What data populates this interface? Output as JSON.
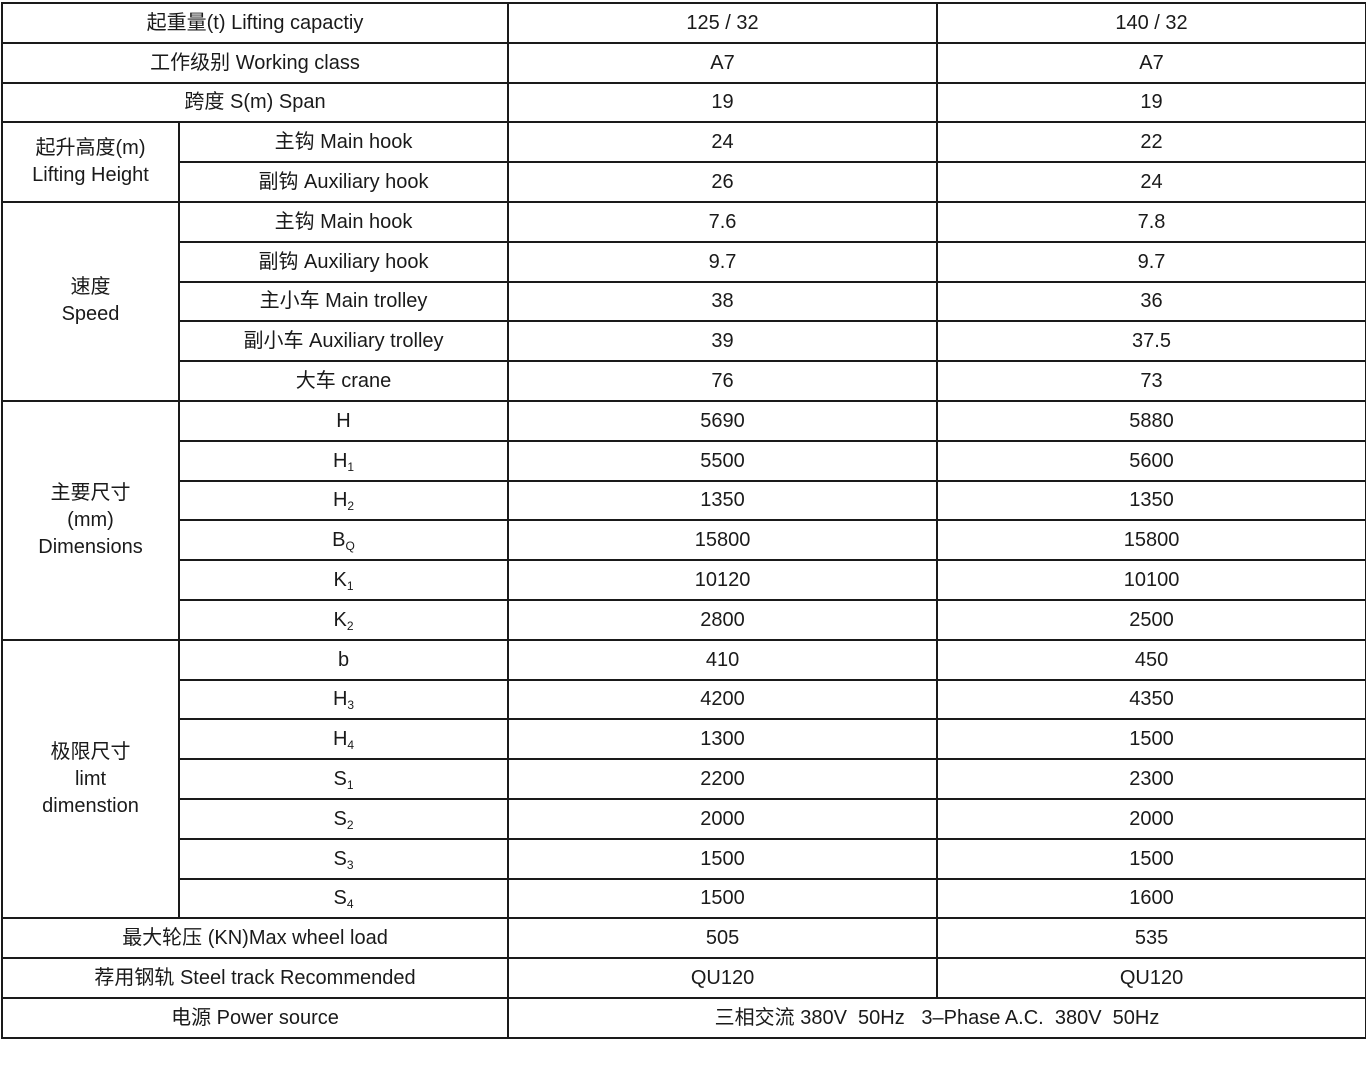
{
  "table": {
    "single_rows_top": [
      {
        "label": "起重量(t) Lifting capactiy",
        "values": [
          "125 / 32",
          "140 / 32"
        ]
      },
      {
        "label": "工作级别 Working class",
        "values": [
          "A7",
          "A7"
        ]
      },
      {
        "label": "跨度 S(m) Span",
        "values": [
          "19",
          "19"
        ]
      }
    ],
    "groups": [
      {
        "lines": [
          "起升高度(m)",
          "Lifting Height"
        ],
        "rows": [
          {
            "label": "主钩 Main hook",
            "sub": "",
            "values": [
              "24",
              "22"
            ]
          },
          {
            "label": "副钩 Auxiliary hook",
            "sub": "",
            "values": [
              "26",
              "24"
            ]
          }
        ]
      },
      {
        "lines": [
          "速度",
          "Speed"
        ],
        "rows": [
          {
            "label": "主钩 Main hook",
            "sub": "",
            "values": [
              "7.6",
              "7.8"
            ]
          },
          {
            "label": "副钩 Auxiliary hook",
            "sub": "",
            "values": [
              "9.7",
              "9.7"
            ]
          },
          {
            "label": "主小车 Main trolley",
            "sub": "",
            "values": [
              "38",
              "36"
            ]
          },
          {
            "label": "副小车 Auxiliary trolley",
            "sub": "",
            "values": [
              "39",
              "37.5"
            ]
          },
          {
            "label": "大车 crane",
            "sub": "",
            "values": [
              "76",
              "73"
            ]
          }
        ]
      },
      {
        "lines": [
          "主要尺寸",
          "(mm)",
          "Dimensions"
        ],
        "rows": [
          {
            "label": "H",
            "sub": "",
            "values": [
              "5690",
              "5880"
            ]
          },
          {
            "label": "H",
            "sub": "1",
            "values": [
              "5500",
              "5600"
            ]
          },
          {
            "label": "H",
            "sub": "2",
            "values": [
              "1350",
              "1350"
            ]
          },
          {
            "label": "B",
            "sub": "Q",
            "values": [
              "15800",
              "15800"
            ]
          },
          {
            "label": "K",
            "sub": "1",
            "values": [
              "10120",
              "10100"
            ]
          },
          {
            "label": "K",
            "sub": "2",
            "values": [
              "2800",
              "2500"
            ]
          }
        ]
      },
      {
        "lines": [
          "极限尺寸",
          "limt",
          "dimenstion"
        ],
        "rows": [
          {
            "label": "b",
            "sub": "",
            "values": [
              "410",
              "450"
            ]
          },
          {
            "label": "H",
            "sub": "3",
            "values": [
              "4200",
              "4350"
            ]
          },
          {
            "label": "H",
            "sub": "4",
            "values": [
              "1300",
              "1500"
            ]
          },
          {
            "label": "S",
            "sub": "1",
            "values": [
              "2200",
              "2300"
            ]
          },
          {
            "label": "S",
            "sub": "2",
            "values": [
              "2000",
              "2000"
            ]
          },
          {
            "label": "S",
            "sub": "3",
            "values": [
              "1500",
              "1500"
            ]
          },
          {
            "label": "S",
            "sub": "4",
            "values": [
              "1500",
              "1600"
            ]
          }
        ]
      }
    ],
    "single_rows_bottom": [
      {
        "label": "最大轮压 (KN)Max wheel load",
        "values": [
          "505",
          "535"
        ]
      },
      {
        "label": "荐用钢轨 Steel track Recommended",
        "values": [
          "QU120",
          "QU120"
        ]
      }
    ],
    "power_row": {
      "label": "电源 Power source",
      "value": "三相交流 380V  50Hz   3–Phase A.C.  380V  50Hz"
    }
  }
}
****
### [Task requirements]
Quote every record above exactly, omitting any pictures they contain.

### [Exercise answer]
What data populates this interface? Output as JSON.
{
  "table": {
    "single_rows_top": [
      {
        "label": "起重量(t) Lifting capactiy",
        "values": [
          "125 / 32",
          "140 / 32"
        ]
      },
      {
        "label": "工作级别 Working class",
        "values": [
          "A7",
          "A7"
        ]
      },
      {
        "label": "跨度 S(m) Span",
        "values": [
          "19",
          "19"
        ]
      }
    ],
    "groups": [
      {
        "lines": [
          "起升高度(m)",
          "Lifting Height"
        ],
        "rows": [
          {
            "label": "主钩 Main hook",
            "sub": "",
            "values": [
              "24",
              "22"
            ]
          },
          {
            "label": "副钩 Auxiliary hook",
            "sub": "",
            "values": [
              "26",
              "24"
            ]
          }
        ]
      },
      {
        "lines": [
          "速度",
          "Speed"
        ],
        "rows": [
          {
            "label": "主钩 Main hook",
            "sub": "",
            "values": [
              "7.6",
              "7.8"
            ]
          },
          {
            "label": "副钩 Auxiliary hook",
            "sub": "",
            "values": [
              "9.7",
              "9.7"
            ]
          },
          {
            "label": "主小车 Main trolley",
            "sub": "",
            "values": [
              "38",
              "36"
            ]
          },
          {
            "label": "副小车 Auxiliary trolley",
            "sub": "",
            "values": [
              "39",
              "37.5"
            ]
          },
          {
            "label": "大车 crane",
            "sub": "",
            "values": [
              "76",
              "73"
            ]
          }
        ]
      },
      {
        "lines": [
          "主要尺寸",
          "(mm)",
          "Dimensions"
        ],
        "rows": [
          {
            "label": "H",
            "sub": "",
            "values": [
              "5690",
              "5880"
            ]
          },
          {
            "label": "H",
            "sub": "1",
            "values": [
              "5500",
              "5600"
            ]
          },
          {
            "label": "H",
            "sub": "2",
            "values": [
              "1350",
              "1350"
            ]
          },
          {
            "label": "B",
            "sub": "Q",
            "values": [
              "15800",
              "15800"
            ]
          },
          {
            "label": "K",
            "sub": "1",
            "values": [
              "10120",
              "10100"
            ]
          },
          {
            "label": "K",
            "sub": "2",
            "values": [
              "2800",
              "2500"
            ]
          }
        ]
      },
      {
        "lines": [
          "极限尺寸",
          "limt",
          "dimenstion"
        ],
        "rows": [
          {
            "label": "b",
            "sub": "",
            "values": [
              "410",
              "450"
            ]
          },
          {
            "label": "H",
            "sub": "3",
            "values": [
              "4200",
              "4350"
            ]
          },
          {
            "label": "H",
            "sub": "4",
            "values": [
              "1300",
              "1500"
            ]
          },
          {
            "label": "S",
            "sub": "1",
            "values": [
              "2200",
              "2300"
            ]
          },
          {
            "label": "S",
            "sub": "2",
            "values": [
              "2000",
              "2000"
            ]
          },
          {
            "label": "S",
            "sub": "3",
            "values": [
              "1500",
              "1500"
            ]
          },
          {
            "label": "S",
            "sub": "4",
            "values": [
              "1500",
              "1600"
            ]
          }
        ]
      }
    ],
    "single_rows_bottom": [
      {
        "label": "最大轮压 (KN)Max wheel load",
        "values": [
          "505",
          "535"
        ]
      },
      {
        "label": "荐用钢轨 Steel track Recommended",
        "values": [
          "QU120",
          "QU120"
        ]
      }
    ],
    "power_row": {
      "label": "电源 Power source",
      "value": "三相交流 380V  50Hz   3–Phase A.C.  380V  50Hz"
    }
  }
}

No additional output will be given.